>>>

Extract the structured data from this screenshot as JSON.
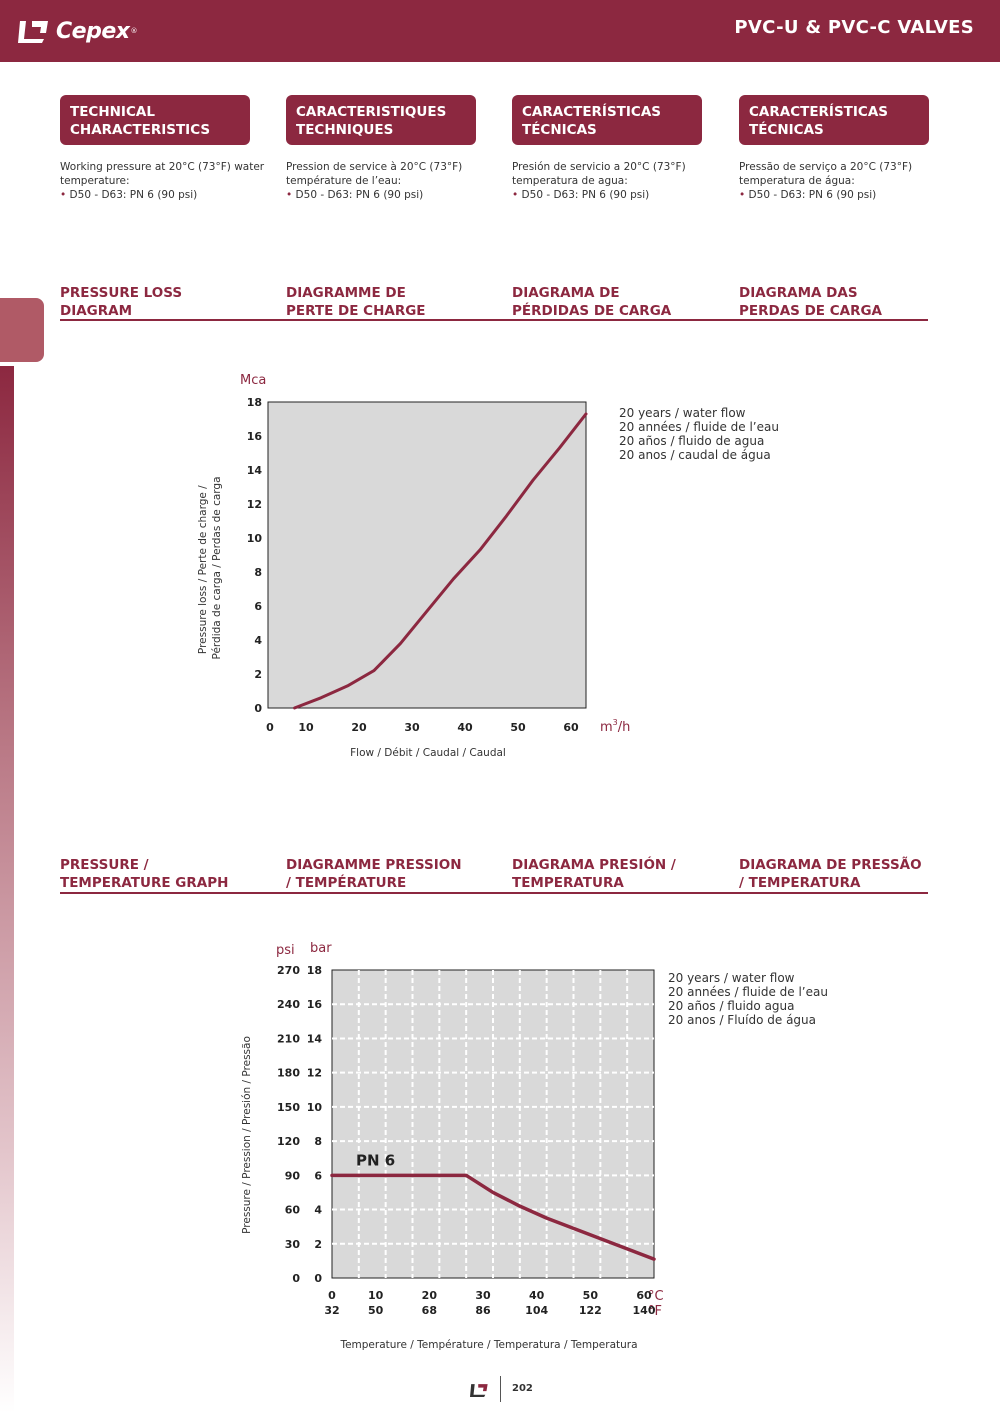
{
  "header": {
    "logo_text": "Cepex",
    "title": "PVC-U & PVC-C VALVES"
  },
  "characteristics": [
    {
      "title": "TECHNICAL\nCHARACTERISTICS",
      "line1": "Working pressure at 20°C (73°F) water",
      "line2": "temperature:",
      "bullet": "D50 - D63:  PN 6 (90 psi)"
    },
    {
      "title": "CARACTERISTIQUES\nTECHNIQUES",
      "line1": "Pression de service à 20°C (73°F)",
      "line2": "température de l’eau:",
      "bullet": "D50 - D63:  PN 6 (90 psi)"
    },
    {
      "title": "CARACTERÍSTICAS\nTÉCNICAS",
      "line1": "Presión de servicio a 20°C (73°F)",
      "line2": "temperatura de agua:",
      "bullet": "D50 - D63:  PN 6 (90 psi)"
    },
    {
      "title": "CARACTERÍSTICAS\nTÉCNICAS",
      "line1": "Pressão de serviço a 20°C (73°F)",
      "line2": "temperatura de água:",
      "bullet": "D50 - D63:  PN 6 (90 psi)"
    }
  ],
  "pressure_loss": {
    "headings": [
      "PRESSURE LOSS\nDIAGRAM",
      "DIAGRAMME DE\nPERTE DE CHARGE",
      "DIAGRAMA DE\nPÉRDIDAS DE CARGA",
      "DIAGRAMA DAS\nPERDAS DE CARGA"
    ],
    "legend": "20 years / water flow\n20 années / fluide de l’eau\n20 años / fluido de agua\n20 anos / caudal de água"
  },
  "pressure_temp": {
    "headings": [
      "PRESSURE /\nTEMPERATURE GRAPH",
      "DIAGRAMME PRESSION\n/ TEMPÉRATURE",
      "DIAGRAMA PRESIÓN /\nTEMPERATURA",
      "DIAGRAMA DE PRESSÃO\n/ TEMPERATURA"
    ],
    "legend": "20 years / water flow\n20 années / fluide de l’eau\n20 años / fluido agua\n20 anos / Fluído de água"
  },
  "footer": {
    "page": "202"
  },
  "colors": {
    "brand": "#8c2840",
    "plot_bg": "#d9d9d9"
  },
  "chart_data": [
    {
      "type": "line",
      "x": [
        5,
        10,
        15,
        20,
        25,
        30,
        35,
        40,
        45,
        50,
        55,
        60
      ],
      "y": [
        0,
        0.6,
        1.3,
        2.2,
        3.8,
        5.7,
        7.6,
        9.3,
        11.3,
        13.4,
        15.3,
        17.3
      ],
      "xlabel": "Flow / Débit / Caudal / Caudal",
      "ylabel": "Pressure loss / Perte de charge /\nPérdida de carga / Perdas de carga",
      "y_unit": "Mca",
      "x_unit": "m3/h",
      "xlim": [
        0,
        60
      ],
      "ylim": [
        0,
        18
      ],
      "x_ticks": [
        0,
        10,
        20,
        30,
        40,
        50,
        60
      ],
      "y_ticks": [
        0,
        2,
        4,
        6,
        8,
        10,
        12,
        14,
        16,
        18
      ],
      "grid": false
    },
    {
      "type": "line",
      "series": [
        {
          "name": "PN 6",
          "x": [
            0,
            25,
            30,
            35,
            40,
            45,
            50,
            55,
            60
          ],
          "y": [
            6,
            6,
            5,
            4.2,
            3.5,
            2.9,
            2.3,
            1.7,
            1.1
          ]
        }
      ],
      "xlabel": "Temperature / Température / Temperatura / Temperatura",
      "ylabel": "Pressure / Pression / Presión / Pressão",
      "xlim": [
        0,
        60
      ],
      "ylim": [
        0,
        18
      ],
      "x_ticks_c": [
        0,
        10,
        20,
        30,
        40,
        50,
        60
      ],
      "x_ticks_f": [
        32,
        50,
        68,
        86,
        104,
        122,
        140
      ],
      "y_ticks_bar": [
        0,
        2,
        4,
        6,
        8,
        10,
        12,
        14,
        16,
        18
      ],
      "y_ticks_psi": [
        0,
        30,
        60,
        90,
        120,
        150,
        180,
        210,
        240,
        270
      ],
      "y_unit_bar": "bar",
      "y_unit_psi": "psi",
      "x_unit_c": "°C",
      "x_unit_f": "°F",
      "grid": true
    }
  ]
}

<<<

*AIM:* Pick out every line holding the string "years" and return it.

*FULL RESPONSE:*
    "legend": "20 years / water flow\n20 années / fluide de l’eau\n20 años / fluido de agua\n20 anos / caudal de água"
    "legend": "20 years / water flow\n20 années / fluide de l’eau\n20 años / fluido agua\n20 anos / Fluído de água"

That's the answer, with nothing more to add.